• **What you have to do**
Reproduce the items below verbatim, starting at the first line and ending with the line containing "rental-car: Kia Ceed (Н 101 ЕР 777) xyxy=(26,488,207,505)", that line included.
━━━━━ Stored data ━━━━━
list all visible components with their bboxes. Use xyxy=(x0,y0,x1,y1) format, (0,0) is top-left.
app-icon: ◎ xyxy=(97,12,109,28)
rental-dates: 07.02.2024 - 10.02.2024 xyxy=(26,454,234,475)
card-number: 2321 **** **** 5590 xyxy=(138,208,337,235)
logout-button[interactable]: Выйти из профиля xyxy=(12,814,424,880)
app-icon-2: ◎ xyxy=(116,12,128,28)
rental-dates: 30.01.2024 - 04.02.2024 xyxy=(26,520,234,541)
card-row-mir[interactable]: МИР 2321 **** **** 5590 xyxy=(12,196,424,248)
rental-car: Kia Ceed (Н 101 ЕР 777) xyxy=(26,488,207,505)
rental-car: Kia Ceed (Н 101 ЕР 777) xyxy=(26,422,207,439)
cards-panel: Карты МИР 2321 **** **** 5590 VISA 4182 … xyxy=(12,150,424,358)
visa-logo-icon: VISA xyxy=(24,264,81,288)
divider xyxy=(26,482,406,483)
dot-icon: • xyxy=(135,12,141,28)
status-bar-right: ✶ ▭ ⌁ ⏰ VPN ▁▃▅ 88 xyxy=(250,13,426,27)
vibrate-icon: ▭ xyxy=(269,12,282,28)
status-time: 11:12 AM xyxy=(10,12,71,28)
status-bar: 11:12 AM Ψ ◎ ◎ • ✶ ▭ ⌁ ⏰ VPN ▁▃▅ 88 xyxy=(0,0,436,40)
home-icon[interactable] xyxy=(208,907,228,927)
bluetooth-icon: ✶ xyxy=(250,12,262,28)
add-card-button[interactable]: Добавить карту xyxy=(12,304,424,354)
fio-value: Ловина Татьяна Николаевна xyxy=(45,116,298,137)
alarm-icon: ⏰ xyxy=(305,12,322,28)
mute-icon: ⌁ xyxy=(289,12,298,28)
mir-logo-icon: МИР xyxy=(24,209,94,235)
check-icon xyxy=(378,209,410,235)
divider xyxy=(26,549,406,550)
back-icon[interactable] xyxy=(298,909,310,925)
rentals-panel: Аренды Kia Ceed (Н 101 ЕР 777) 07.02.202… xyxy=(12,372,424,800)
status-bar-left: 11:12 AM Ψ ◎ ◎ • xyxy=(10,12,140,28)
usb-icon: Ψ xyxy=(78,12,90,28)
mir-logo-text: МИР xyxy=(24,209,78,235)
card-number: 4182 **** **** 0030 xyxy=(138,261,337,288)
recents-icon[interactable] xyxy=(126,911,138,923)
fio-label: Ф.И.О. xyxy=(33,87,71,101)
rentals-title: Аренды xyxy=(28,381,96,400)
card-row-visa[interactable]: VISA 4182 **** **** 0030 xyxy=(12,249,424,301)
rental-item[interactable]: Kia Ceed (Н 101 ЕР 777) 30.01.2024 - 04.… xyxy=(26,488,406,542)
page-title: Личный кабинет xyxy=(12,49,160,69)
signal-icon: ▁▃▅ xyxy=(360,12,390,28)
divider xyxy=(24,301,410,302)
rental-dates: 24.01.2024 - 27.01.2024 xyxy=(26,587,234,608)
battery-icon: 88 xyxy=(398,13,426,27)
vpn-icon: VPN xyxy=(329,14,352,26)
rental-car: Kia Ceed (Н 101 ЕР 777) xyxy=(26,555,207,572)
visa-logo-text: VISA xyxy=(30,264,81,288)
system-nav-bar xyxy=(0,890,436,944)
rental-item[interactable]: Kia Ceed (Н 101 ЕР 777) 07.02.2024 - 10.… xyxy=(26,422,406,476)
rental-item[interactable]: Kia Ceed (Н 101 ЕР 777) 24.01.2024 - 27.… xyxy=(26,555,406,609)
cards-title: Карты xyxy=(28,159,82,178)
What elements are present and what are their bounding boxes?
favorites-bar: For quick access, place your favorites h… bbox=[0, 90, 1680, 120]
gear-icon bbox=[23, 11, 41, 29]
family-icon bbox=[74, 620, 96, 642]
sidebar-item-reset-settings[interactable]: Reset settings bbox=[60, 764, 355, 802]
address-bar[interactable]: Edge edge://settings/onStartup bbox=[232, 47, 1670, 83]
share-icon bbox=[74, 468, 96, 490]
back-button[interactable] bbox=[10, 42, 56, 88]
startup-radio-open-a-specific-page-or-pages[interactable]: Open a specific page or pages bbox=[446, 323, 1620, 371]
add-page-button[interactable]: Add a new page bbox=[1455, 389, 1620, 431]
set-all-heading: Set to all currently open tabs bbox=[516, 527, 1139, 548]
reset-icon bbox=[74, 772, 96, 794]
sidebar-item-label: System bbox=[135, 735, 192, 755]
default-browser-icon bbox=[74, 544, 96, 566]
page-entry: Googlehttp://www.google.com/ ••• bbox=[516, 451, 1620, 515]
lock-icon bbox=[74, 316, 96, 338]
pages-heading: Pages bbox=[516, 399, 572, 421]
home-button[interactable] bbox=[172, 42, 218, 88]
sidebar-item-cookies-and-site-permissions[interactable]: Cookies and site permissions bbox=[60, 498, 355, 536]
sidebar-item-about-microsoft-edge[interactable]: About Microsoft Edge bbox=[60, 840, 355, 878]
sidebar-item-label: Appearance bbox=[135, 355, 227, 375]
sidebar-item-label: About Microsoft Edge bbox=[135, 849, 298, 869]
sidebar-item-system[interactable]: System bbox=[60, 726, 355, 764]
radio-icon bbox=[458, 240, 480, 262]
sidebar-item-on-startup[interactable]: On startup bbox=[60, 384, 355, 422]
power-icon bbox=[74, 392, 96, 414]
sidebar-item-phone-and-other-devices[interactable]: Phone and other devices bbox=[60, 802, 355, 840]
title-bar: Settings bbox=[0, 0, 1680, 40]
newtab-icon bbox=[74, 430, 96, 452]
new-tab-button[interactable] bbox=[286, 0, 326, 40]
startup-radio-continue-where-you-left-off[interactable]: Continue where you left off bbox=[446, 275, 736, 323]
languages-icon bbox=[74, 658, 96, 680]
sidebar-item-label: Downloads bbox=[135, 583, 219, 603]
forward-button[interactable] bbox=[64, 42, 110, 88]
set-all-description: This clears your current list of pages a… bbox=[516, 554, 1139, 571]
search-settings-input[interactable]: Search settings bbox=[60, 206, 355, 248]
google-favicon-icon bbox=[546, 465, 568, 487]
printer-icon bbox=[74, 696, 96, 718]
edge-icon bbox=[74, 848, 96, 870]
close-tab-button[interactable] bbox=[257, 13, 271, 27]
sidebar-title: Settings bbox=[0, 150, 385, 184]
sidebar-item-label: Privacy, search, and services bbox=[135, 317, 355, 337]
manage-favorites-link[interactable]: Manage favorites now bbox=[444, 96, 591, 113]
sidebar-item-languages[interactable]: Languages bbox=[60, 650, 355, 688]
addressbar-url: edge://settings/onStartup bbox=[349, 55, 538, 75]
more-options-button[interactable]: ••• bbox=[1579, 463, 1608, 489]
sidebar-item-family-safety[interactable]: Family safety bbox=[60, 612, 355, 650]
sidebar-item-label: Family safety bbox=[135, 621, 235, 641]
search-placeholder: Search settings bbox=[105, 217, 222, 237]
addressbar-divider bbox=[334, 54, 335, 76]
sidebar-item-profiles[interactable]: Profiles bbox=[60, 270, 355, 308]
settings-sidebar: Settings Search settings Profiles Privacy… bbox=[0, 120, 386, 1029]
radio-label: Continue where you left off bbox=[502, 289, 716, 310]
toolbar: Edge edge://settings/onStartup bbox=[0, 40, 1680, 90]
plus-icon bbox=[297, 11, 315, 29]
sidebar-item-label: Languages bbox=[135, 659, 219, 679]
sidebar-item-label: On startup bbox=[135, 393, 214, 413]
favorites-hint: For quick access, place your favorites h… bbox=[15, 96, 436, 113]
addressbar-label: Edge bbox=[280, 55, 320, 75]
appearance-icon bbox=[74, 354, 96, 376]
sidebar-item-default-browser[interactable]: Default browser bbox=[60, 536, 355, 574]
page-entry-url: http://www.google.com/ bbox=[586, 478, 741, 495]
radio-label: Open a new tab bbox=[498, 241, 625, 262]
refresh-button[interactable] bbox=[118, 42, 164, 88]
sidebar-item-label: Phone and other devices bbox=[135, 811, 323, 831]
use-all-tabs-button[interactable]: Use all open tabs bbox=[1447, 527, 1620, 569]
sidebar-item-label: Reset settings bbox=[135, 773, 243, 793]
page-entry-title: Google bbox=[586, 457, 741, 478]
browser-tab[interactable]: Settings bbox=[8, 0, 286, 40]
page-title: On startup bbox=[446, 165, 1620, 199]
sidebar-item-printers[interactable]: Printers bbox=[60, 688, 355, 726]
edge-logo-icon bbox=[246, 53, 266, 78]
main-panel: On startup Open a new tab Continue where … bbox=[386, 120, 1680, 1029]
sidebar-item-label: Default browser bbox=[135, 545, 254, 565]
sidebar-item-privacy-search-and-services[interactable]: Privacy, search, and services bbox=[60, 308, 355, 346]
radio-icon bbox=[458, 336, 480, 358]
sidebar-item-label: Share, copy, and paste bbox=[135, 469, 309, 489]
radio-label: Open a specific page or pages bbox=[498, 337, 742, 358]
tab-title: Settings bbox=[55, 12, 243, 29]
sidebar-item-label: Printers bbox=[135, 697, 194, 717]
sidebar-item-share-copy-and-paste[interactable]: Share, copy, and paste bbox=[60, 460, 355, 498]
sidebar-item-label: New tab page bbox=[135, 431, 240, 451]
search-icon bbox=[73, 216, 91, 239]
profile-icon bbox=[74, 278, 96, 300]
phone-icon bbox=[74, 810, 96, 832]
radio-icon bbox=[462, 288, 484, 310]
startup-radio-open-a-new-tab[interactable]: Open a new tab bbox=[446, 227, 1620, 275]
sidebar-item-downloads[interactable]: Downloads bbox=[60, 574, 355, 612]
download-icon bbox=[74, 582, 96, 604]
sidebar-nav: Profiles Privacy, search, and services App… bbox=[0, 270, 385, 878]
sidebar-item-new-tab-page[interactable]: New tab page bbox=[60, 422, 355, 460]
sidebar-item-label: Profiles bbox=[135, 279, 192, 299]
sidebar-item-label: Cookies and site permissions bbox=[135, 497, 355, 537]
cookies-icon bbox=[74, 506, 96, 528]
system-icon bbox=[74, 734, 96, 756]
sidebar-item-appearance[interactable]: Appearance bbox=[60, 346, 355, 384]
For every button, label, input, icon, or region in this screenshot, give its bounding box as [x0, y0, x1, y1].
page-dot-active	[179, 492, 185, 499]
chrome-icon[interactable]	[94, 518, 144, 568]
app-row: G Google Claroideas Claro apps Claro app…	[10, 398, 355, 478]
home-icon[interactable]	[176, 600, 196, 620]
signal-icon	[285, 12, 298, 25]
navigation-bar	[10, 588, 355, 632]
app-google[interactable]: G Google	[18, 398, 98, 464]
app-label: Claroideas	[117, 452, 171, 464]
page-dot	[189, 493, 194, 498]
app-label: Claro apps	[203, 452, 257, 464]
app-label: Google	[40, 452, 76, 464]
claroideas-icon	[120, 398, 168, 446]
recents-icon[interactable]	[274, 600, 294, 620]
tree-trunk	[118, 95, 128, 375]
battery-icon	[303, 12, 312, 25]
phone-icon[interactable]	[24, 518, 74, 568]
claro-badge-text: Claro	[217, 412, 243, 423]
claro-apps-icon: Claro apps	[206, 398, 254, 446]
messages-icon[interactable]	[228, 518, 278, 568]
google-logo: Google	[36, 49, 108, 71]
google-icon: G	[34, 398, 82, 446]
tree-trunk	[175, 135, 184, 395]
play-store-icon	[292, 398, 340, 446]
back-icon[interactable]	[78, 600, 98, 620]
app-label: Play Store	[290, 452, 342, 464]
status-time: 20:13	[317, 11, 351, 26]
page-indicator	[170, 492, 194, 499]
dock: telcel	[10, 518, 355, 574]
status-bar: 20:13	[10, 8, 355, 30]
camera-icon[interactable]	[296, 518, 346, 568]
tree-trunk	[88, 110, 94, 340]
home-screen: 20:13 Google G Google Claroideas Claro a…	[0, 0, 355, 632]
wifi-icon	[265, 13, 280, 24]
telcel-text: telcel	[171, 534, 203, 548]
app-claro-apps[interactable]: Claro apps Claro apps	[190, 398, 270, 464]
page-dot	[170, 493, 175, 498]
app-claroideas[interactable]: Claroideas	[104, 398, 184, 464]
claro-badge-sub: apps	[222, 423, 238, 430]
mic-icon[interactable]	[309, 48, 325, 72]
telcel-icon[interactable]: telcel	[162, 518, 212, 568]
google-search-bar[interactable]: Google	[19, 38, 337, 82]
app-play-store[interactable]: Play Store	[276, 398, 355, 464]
━━━━━
• **Reply**
list all visible components with their bboxes. Use xyxy=(x0,y0,x1,y1) format, (0,0) is top-left.
app-icon: ◎ xyxy=(97,12,109,28)
rental-dates: 07.02.2024 - 10.02.2024 xyxy=(26,454,234,475)
card-number: 2321 **** **** 5590 xyxy=(138,208,337,235)
logout-button[interactable]: Выйти из профиля xyxy=(12,814,424,880)
app-icon-2: ◎ xyxy=(116,12,128,28)
rental-dates: 30.01.2024 - 04.02.2024 xyxy=(26,520,234,541)
card-row-mir[interactable]: МИР 2321 **** **** 5590 xyxy=(12,196,424,248)
rental-car: Kia Ceed (Н 101 ЕР 777) xyxy=(26,488,207,505)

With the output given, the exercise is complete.